[TO DO] Lift out each line of the data that holds "title".
## Start
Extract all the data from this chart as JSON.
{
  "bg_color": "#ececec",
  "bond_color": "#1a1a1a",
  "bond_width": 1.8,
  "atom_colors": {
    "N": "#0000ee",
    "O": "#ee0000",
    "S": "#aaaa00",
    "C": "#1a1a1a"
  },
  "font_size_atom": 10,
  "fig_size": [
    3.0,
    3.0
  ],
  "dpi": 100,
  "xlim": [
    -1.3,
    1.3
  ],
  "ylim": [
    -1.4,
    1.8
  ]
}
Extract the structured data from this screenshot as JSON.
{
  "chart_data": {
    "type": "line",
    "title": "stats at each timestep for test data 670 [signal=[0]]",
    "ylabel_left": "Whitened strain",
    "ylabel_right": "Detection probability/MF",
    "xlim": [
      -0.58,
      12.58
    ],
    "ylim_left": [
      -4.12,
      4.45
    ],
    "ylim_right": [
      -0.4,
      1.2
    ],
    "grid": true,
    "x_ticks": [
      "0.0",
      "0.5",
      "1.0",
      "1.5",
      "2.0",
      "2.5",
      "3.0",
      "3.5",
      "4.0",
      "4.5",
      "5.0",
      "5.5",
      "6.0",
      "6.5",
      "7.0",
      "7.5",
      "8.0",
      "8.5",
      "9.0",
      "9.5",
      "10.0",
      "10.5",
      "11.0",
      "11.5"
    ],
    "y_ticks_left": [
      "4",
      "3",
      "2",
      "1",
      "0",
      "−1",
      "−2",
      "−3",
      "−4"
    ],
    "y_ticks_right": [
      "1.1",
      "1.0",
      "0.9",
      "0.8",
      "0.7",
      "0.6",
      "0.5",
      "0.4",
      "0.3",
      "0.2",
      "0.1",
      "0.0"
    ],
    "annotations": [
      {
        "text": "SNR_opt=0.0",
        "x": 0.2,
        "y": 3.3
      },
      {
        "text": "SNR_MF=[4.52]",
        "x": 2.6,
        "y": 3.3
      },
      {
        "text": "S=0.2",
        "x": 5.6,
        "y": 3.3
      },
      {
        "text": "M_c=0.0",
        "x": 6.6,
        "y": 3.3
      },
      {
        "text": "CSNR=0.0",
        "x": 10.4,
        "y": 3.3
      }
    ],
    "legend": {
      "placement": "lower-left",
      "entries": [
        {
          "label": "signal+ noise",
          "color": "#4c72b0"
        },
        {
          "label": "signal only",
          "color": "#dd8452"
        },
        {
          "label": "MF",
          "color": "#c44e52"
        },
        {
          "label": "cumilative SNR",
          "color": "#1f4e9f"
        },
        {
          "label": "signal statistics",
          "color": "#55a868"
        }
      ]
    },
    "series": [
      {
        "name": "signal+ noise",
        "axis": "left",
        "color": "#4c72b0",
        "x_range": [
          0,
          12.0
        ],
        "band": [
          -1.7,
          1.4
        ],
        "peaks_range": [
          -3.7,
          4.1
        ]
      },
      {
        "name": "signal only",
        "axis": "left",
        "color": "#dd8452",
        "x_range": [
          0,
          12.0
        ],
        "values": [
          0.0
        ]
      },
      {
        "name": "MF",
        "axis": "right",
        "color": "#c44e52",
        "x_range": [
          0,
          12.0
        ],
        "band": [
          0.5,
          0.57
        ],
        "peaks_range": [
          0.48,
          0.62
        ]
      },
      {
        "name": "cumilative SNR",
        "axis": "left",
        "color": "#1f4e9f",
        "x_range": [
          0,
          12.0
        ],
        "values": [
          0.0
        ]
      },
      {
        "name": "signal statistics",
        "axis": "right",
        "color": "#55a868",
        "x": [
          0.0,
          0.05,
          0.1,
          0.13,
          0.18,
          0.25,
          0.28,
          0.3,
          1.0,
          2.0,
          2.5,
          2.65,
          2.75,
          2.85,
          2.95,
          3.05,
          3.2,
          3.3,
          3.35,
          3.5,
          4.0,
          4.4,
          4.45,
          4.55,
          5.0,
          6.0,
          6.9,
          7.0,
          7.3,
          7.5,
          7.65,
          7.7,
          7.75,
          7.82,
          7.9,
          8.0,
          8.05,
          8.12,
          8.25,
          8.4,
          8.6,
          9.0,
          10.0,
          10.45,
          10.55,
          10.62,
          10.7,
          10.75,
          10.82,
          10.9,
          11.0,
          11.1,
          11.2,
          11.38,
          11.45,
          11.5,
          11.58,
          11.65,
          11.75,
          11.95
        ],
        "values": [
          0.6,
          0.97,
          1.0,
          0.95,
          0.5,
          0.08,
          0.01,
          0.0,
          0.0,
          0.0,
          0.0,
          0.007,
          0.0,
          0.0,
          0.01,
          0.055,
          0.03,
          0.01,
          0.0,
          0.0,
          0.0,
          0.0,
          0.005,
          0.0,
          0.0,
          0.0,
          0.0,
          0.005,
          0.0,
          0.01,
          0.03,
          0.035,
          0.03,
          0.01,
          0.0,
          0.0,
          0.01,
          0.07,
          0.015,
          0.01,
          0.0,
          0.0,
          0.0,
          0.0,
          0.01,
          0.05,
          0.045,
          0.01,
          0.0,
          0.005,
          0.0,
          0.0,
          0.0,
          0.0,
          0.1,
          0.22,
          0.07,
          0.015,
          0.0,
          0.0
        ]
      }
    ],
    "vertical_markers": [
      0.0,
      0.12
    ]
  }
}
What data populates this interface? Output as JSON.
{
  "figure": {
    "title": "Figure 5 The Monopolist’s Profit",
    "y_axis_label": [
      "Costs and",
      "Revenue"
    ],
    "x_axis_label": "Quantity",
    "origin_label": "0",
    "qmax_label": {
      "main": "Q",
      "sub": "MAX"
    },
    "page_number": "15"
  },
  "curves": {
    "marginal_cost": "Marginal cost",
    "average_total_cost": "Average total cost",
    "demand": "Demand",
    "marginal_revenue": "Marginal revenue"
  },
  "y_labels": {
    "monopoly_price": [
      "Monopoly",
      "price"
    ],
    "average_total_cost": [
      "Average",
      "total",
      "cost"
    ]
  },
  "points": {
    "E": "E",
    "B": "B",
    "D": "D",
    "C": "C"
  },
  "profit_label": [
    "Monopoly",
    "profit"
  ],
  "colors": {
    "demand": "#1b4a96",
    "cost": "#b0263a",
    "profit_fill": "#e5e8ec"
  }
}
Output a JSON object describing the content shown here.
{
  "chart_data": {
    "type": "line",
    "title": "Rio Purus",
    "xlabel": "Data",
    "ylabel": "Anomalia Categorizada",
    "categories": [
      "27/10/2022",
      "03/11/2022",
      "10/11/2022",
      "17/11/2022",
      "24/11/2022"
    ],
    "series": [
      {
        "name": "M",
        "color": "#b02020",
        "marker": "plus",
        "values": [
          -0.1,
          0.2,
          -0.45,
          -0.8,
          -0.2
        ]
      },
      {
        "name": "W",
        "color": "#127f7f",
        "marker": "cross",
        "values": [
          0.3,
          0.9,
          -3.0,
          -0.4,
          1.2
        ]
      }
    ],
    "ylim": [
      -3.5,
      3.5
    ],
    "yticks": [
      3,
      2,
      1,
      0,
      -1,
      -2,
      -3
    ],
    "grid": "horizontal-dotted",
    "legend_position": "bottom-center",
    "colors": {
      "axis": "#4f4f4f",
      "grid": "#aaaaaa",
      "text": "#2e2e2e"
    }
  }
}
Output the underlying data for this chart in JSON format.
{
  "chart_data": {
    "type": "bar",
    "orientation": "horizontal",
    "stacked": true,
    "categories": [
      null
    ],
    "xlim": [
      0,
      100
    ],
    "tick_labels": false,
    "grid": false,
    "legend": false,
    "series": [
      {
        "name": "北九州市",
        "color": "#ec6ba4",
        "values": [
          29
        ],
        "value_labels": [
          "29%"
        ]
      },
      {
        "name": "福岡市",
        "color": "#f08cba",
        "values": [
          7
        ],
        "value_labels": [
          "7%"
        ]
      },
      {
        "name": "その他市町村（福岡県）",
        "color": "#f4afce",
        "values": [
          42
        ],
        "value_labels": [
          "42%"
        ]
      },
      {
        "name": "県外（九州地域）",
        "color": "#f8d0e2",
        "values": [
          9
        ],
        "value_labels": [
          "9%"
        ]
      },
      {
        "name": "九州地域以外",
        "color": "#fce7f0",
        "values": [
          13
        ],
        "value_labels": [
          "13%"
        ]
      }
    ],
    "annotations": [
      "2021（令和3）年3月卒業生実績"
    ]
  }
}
## End
[TASK OUTPUT]
    "title": "stats at each timestep for test data 670 [signal=[0]]",
    "title": "Figure 5 The Monopolist’s Profit",
    "title": "Rio Purus",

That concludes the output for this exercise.